# Brano proposto
<<<<

Potenza grafica e sonora fuori scala
Quando uscì, la Neo Geo era semplicemente mostruosa per potenza.
-
Processore principale: Motorola 68000 a 12 MHz (contro i 7,6 MHz del Mega Drive e i 3,5 MHz del Super Nintendo)
-
Grafica: fino a 4096 colori su schermo, sprite giganteschi e fluidissimi
-
Audio: chip Yamaha YM2610, in grado di riprodurre campioni digitali di qualità altissima
Risultato? Giochi che sembravano usciti direttamente dal cabinato: fondali ricchissimi, animazioni complesse e musiche orchestrali. Un livello tecnico irraggiungibile per le altre console dell’epoca.
Il prezzo proibitivo: una console per pochi
Tutta questa potenza aveva un costo… enorme.
Quando la Neo Geo AES arrivò sul mercato nel 1990, il prezzo negli Stati Uniti era di circa 649 dollari per il bundle base — una cifra folle per l’epoca, che oggi equivarrebbe a oltre 1.300€.

>>>>

# Voci fornite
<<<<

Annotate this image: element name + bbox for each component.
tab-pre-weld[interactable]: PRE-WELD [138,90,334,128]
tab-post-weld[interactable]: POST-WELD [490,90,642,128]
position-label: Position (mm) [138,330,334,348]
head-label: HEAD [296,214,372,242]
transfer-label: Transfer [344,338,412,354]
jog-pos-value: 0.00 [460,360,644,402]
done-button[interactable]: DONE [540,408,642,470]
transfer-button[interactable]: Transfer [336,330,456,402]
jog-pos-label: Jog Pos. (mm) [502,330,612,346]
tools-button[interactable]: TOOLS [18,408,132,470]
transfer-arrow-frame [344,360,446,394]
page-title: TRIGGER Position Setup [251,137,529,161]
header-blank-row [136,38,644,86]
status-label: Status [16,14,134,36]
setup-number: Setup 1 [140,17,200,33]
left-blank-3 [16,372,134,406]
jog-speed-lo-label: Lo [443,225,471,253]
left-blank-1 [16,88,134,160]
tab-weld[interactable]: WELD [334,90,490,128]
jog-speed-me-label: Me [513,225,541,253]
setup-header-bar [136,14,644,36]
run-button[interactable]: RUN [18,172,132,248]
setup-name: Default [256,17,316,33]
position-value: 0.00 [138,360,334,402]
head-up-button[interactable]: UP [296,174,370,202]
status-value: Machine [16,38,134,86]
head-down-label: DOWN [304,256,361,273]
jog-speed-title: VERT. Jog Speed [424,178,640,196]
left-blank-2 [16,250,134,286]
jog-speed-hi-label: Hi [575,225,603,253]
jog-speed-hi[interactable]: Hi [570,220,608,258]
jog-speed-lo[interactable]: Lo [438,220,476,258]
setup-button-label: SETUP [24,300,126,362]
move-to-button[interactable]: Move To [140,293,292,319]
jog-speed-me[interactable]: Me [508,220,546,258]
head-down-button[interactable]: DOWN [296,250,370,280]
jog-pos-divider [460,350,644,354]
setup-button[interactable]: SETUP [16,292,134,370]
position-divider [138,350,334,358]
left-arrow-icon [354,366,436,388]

>>>>

# Le tue istruzioni
Estrai dal brano sulla Neo Geo il passo da "Potenza grafica e" a "a oltre 1.300€.", copiandolo parola per parola.

# Soluzione del problema
Potenza grafica e sonora fuori scala
Quando uscì, la Neo Geo era semplicemente mostruosa per potenza.
-
Processore principale: Motorola 68000 a 12 MHz (contro i 7,6 MHz del Mega Drive e i 3,5 MHz del Super Nintendo)
-
Grafica: fino a 4096 colori su schermo, sprite giganteschi e fluidissimi
-
Audio: chip Yamaha YM2610, in grado di riprodurre campioni digitali di qualità altissima
Risultato? Giochi che sembravano usciti direttamente dal cabinato: fondali ricchissimi, animazioni complesse e musiche orchestrali. Un livello tecnico irraggiungibile per le altre console dell’epoca.
Il prezzo proibitivo: una console per pochi
Tutta questa potenza aveva un costo… enorme.
Quando la Neo Geo AES arrivò sul mercato nel 1990, il prezzo negli Stati Uniti era di circa 649 dollari per il bundle base — una cifra folle per l’epoca, che oggi equivarrebbe a oltre 1.300€.